▸ SHORT PROBLEM: Locate the word "xlabel" in the material, then show every line that holds it.

▸ Entries with figure data:

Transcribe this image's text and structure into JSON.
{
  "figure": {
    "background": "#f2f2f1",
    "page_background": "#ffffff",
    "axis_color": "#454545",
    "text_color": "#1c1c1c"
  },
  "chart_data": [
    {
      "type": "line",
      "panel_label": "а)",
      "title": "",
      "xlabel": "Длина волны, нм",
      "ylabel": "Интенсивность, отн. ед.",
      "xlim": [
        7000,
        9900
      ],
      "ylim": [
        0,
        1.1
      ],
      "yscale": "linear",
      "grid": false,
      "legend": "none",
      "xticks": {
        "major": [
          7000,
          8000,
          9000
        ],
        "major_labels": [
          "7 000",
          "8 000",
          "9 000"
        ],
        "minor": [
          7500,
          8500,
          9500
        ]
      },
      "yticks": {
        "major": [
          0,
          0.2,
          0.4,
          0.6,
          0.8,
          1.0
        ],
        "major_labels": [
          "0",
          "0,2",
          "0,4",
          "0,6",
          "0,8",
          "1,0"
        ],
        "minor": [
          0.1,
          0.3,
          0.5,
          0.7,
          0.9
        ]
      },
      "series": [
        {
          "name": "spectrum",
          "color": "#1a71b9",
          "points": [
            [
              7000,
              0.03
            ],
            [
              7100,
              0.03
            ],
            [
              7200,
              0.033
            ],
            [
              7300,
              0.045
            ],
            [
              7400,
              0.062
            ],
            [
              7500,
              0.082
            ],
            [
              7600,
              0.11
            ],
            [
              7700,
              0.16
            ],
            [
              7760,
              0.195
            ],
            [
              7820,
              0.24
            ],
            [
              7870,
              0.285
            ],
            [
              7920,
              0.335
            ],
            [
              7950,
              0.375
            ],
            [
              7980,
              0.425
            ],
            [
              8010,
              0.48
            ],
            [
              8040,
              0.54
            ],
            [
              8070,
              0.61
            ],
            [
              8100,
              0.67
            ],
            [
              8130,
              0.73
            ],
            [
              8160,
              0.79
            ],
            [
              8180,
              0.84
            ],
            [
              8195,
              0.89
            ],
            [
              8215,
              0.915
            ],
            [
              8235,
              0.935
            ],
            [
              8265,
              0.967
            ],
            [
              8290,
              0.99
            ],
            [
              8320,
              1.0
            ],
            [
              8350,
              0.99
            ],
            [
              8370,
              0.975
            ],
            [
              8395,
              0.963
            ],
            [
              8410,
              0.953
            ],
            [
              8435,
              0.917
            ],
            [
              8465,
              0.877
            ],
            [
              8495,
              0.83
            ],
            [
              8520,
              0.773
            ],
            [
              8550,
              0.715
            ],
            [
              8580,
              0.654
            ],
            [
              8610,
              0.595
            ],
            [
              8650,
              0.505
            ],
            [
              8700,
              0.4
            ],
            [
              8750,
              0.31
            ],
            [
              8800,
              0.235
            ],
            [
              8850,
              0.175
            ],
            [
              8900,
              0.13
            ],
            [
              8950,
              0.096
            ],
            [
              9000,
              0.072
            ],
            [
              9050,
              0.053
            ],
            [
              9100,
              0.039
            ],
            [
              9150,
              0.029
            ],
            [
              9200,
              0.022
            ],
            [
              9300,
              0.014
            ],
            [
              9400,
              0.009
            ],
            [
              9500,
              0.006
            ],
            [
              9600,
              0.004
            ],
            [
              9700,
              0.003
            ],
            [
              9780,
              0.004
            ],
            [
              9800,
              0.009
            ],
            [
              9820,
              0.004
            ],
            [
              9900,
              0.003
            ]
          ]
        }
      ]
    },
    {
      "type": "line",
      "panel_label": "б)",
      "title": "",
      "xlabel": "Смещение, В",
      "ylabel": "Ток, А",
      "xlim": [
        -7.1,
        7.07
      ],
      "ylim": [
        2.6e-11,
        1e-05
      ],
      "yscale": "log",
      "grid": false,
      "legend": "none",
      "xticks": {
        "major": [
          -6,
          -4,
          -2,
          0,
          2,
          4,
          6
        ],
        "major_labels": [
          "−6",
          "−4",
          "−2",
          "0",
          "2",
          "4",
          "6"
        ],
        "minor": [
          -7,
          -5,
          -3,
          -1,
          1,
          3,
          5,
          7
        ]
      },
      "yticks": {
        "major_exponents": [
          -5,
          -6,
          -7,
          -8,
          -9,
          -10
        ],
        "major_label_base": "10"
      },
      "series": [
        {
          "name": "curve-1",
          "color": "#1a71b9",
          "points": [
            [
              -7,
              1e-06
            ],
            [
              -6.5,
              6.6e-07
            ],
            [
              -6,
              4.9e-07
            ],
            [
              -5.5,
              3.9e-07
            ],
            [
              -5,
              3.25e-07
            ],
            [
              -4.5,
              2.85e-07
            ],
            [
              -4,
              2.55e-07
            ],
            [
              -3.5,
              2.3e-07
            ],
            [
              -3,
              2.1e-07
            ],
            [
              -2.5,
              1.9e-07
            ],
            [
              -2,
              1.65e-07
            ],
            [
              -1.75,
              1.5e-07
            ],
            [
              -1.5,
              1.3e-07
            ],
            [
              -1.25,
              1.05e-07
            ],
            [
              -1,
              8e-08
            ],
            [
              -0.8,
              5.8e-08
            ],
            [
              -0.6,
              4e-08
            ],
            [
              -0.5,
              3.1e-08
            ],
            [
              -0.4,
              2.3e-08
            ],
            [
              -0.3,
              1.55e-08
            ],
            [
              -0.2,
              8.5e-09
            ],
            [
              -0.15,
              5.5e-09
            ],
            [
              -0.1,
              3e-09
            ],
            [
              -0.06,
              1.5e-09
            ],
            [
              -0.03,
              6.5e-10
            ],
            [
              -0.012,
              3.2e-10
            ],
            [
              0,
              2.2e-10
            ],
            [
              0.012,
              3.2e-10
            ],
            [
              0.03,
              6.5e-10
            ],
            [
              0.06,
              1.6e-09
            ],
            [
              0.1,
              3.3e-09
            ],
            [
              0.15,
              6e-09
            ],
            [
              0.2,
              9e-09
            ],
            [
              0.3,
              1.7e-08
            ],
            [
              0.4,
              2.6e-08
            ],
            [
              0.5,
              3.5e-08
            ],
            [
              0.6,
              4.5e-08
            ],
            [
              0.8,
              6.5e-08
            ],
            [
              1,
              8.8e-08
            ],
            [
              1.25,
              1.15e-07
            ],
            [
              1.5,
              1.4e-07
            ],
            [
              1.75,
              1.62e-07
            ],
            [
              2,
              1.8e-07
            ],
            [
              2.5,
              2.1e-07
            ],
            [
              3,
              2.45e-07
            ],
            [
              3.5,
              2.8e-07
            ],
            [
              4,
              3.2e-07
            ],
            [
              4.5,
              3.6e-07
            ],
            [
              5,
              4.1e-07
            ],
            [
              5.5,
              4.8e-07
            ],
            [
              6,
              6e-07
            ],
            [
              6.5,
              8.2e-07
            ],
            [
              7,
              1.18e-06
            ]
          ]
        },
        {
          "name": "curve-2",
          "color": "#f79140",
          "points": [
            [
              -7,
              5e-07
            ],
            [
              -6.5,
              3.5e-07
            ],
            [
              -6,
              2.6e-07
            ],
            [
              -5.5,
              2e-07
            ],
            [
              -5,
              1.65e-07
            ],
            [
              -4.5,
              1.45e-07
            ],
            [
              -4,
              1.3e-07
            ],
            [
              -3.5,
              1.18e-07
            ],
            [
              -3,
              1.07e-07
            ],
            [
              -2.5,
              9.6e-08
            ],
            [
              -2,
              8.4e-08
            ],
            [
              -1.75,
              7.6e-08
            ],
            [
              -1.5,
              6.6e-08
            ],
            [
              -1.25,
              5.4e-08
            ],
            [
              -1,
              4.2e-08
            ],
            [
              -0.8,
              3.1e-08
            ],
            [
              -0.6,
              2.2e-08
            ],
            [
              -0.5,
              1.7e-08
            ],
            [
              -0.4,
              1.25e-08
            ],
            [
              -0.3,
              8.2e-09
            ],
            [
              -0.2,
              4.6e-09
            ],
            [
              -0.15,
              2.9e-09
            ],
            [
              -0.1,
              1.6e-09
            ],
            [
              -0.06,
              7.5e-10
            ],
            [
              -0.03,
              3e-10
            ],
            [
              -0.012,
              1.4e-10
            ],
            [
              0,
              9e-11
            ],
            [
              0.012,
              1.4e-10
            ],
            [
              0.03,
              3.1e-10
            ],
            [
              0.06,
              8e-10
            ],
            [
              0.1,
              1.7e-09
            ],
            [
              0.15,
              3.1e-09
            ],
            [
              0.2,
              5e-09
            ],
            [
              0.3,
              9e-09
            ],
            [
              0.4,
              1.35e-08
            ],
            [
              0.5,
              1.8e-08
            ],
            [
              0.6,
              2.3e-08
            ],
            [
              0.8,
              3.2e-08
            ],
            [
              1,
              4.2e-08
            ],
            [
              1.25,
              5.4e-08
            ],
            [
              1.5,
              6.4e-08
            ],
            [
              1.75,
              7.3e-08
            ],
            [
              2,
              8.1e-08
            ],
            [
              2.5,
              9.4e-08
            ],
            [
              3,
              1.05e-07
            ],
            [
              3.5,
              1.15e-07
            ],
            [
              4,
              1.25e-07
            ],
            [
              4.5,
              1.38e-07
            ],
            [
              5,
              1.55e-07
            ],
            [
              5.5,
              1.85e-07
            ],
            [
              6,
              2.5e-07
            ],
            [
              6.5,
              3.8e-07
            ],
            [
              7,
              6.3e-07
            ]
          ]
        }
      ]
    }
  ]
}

▸ REPLY:
      "xlabel": "Длина волны, нм",
      "xlabel": "Смещение, В",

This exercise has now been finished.